-- WHAT THE EXERCISE ASKS --
Below are some records. Say how many of their lines include the string "Gbrium", giving only the number.

-- INFORMATION PROVIDED --
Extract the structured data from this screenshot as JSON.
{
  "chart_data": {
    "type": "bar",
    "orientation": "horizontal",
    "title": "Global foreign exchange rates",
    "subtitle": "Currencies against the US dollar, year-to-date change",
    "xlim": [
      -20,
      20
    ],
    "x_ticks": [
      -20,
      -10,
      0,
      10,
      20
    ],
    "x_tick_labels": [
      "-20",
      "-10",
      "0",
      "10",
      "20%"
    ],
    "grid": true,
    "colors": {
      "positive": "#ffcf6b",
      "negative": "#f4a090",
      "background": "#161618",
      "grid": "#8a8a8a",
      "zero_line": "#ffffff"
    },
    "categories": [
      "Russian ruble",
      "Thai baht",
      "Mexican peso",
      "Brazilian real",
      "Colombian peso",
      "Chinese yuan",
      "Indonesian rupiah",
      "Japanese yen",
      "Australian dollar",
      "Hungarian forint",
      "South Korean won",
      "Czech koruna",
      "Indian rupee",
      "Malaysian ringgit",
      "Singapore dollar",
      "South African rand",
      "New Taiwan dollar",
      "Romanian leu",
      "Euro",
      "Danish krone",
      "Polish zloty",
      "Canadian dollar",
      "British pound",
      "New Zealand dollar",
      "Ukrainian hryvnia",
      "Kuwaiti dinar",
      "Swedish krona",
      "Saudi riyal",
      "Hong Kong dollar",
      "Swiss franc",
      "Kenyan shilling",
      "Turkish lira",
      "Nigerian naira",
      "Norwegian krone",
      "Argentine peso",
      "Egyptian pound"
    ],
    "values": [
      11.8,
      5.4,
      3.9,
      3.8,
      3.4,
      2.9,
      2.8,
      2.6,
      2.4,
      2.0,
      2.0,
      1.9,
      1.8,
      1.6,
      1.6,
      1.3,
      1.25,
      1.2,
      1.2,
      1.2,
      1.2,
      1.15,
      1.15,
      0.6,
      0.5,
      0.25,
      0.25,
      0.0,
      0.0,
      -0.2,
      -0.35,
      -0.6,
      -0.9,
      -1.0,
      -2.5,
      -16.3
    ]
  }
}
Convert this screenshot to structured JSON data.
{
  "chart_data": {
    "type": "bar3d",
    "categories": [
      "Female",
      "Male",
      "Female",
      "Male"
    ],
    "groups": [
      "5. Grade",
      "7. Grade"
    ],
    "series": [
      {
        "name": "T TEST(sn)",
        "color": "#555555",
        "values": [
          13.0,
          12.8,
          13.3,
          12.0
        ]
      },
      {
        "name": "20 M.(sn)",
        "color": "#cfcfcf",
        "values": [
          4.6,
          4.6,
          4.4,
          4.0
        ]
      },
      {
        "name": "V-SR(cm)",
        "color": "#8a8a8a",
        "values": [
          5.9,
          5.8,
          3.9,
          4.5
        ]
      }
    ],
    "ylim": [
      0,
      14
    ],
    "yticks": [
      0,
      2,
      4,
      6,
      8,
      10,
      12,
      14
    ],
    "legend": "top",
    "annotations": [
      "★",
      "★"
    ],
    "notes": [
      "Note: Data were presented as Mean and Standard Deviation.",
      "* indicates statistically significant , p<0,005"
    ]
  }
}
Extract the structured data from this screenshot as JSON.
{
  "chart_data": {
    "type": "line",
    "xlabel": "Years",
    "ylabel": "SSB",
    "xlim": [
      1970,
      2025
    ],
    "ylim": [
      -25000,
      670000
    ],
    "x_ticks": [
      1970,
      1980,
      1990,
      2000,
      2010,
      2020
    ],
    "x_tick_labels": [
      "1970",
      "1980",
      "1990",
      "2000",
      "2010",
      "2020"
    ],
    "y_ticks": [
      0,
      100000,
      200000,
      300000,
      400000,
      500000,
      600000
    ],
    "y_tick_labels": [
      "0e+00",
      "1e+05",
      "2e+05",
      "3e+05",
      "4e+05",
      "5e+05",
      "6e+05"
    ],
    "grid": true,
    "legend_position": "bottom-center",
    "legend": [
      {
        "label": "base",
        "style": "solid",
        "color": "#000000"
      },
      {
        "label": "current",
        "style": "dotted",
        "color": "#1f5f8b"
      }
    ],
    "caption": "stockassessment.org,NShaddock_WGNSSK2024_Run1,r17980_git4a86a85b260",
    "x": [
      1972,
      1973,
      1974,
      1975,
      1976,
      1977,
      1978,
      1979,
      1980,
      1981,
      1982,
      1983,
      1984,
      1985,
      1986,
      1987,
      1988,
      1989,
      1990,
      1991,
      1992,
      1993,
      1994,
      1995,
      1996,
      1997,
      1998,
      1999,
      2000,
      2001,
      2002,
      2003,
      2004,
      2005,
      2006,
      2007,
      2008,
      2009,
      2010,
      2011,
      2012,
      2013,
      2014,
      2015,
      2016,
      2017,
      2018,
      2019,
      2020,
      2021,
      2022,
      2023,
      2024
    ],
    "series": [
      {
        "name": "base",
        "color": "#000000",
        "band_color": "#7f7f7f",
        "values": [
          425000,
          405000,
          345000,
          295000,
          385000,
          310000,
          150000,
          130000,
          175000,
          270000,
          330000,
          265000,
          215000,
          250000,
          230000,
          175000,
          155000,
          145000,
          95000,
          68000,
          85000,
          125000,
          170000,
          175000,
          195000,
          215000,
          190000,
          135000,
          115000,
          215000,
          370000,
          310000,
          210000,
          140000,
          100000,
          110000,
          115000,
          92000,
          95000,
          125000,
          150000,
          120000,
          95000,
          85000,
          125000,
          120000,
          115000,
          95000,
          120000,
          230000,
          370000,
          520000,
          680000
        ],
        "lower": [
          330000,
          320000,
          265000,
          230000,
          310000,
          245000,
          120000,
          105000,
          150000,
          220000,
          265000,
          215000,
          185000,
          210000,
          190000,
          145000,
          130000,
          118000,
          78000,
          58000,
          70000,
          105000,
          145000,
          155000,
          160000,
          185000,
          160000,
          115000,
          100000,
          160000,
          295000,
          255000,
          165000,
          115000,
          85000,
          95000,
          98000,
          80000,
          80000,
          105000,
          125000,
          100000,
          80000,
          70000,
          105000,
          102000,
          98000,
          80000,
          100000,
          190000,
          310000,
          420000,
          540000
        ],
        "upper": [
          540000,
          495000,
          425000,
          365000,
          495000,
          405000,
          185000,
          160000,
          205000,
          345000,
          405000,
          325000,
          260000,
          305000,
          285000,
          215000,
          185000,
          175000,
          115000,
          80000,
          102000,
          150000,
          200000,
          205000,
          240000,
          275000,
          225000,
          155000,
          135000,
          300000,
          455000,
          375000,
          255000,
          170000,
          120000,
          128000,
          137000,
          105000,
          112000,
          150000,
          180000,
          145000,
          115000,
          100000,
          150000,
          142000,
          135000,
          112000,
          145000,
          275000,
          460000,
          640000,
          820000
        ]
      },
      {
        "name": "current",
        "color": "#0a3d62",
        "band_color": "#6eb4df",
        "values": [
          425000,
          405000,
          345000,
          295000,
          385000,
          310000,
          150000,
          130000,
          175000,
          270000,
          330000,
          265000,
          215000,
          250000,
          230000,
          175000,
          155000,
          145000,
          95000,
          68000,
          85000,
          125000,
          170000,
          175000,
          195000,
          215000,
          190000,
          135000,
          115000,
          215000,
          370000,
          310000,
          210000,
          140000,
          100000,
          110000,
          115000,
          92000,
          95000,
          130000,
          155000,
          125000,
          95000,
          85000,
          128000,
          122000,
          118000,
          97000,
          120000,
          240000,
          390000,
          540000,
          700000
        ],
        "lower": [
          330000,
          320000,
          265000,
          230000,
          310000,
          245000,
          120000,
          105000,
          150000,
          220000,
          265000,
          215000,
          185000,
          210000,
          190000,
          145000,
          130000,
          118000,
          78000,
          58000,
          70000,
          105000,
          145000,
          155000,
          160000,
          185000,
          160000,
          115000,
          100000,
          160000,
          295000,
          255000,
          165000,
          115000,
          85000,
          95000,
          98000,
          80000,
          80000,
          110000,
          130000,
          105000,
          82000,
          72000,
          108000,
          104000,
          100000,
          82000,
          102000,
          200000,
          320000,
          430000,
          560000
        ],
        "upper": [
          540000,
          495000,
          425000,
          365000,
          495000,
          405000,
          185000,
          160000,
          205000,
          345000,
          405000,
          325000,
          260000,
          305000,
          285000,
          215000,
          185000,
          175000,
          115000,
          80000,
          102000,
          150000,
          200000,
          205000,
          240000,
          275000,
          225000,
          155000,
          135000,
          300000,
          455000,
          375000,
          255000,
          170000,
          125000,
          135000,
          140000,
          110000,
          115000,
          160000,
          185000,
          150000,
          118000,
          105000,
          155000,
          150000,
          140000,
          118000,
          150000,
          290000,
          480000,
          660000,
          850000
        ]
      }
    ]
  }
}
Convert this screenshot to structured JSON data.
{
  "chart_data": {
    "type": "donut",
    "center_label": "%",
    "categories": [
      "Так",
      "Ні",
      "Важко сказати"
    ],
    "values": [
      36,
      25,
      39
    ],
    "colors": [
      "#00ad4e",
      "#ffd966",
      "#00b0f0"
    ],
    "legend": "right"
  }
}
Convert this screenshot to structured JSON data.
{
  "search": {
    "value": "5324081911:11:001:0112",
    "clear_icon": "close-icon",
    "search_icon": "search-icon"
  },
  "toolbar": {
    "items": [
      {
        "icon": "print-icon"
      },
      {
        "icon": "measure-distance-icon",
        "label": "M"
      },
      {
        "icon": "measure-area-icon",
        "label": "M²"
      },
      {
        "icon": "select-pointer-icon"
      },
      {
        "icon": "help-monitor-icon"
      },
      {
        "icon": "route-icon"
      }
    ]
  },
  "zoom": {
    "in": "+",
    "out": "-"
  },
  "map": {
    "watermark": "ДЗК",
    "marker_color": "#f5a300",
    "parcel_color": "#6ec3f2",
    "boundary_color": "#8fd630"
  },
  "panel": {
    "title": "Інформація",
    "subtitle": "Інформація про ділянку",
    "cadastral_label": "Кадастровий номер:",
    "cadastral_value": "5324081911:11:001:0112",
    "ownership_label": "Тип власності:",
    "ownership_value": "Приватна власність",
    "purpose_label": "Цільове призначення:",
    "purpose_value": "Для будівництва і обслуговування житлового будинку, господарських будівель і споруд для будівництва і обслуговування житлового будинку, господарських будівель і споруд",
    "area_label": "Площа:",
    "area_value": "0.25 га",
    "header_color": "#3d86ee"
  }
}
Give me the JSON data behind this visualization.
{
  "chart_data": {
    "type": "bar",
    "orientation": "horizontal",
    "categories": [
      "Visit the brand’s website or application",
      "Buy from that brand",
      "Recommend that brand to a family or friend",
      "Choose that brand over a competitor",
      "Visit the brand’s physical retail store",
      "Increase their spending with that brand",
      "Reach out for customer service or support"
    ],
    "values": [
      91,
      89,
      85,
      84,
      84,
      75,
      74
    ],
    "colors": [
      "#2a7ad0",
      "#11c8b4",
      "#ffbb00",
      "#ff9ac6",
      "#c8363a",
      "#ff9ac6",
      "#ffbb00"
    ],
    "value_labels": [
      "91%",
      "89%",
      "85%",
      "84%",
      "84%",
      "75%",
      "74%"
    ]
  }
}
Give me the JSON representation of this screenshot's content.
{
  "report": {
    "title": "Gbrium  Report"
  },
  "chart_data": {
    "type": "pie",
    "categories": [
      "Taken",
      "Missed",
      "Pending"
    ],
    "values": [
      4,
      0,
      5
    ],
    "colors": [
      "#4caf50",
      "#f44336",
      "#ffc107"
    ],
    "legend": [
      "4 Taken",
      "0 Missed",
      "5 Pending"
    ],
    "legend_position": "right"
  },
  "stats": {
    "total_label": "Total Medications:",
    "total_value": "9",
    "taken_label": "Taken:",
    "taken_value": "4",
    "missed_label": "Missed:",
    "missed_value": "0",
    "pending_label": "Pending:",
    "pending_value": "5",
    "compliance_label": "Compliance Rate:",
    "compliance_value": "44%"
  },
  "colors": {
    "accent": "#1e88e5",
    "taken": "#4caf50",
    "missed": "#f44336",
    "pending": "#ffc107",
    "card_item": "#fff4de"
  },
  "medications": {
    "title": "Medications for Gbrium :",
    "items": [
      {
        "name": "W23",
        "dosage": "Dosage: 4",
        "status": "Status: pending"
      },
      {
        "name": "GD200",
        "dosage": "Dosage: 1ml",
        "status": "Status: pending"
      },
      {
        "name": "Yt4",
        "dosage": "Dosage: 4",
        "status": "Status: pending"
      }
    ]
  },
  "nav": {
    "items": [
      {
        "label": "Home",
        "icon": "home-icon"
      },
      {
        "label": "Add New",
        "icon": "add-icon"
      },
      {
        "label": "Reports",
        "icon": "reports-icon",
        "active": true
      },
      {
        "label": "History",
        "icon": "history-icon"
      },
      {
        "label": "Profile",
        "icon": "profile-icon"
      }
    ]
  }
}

-- EXERCISE RESULT --
2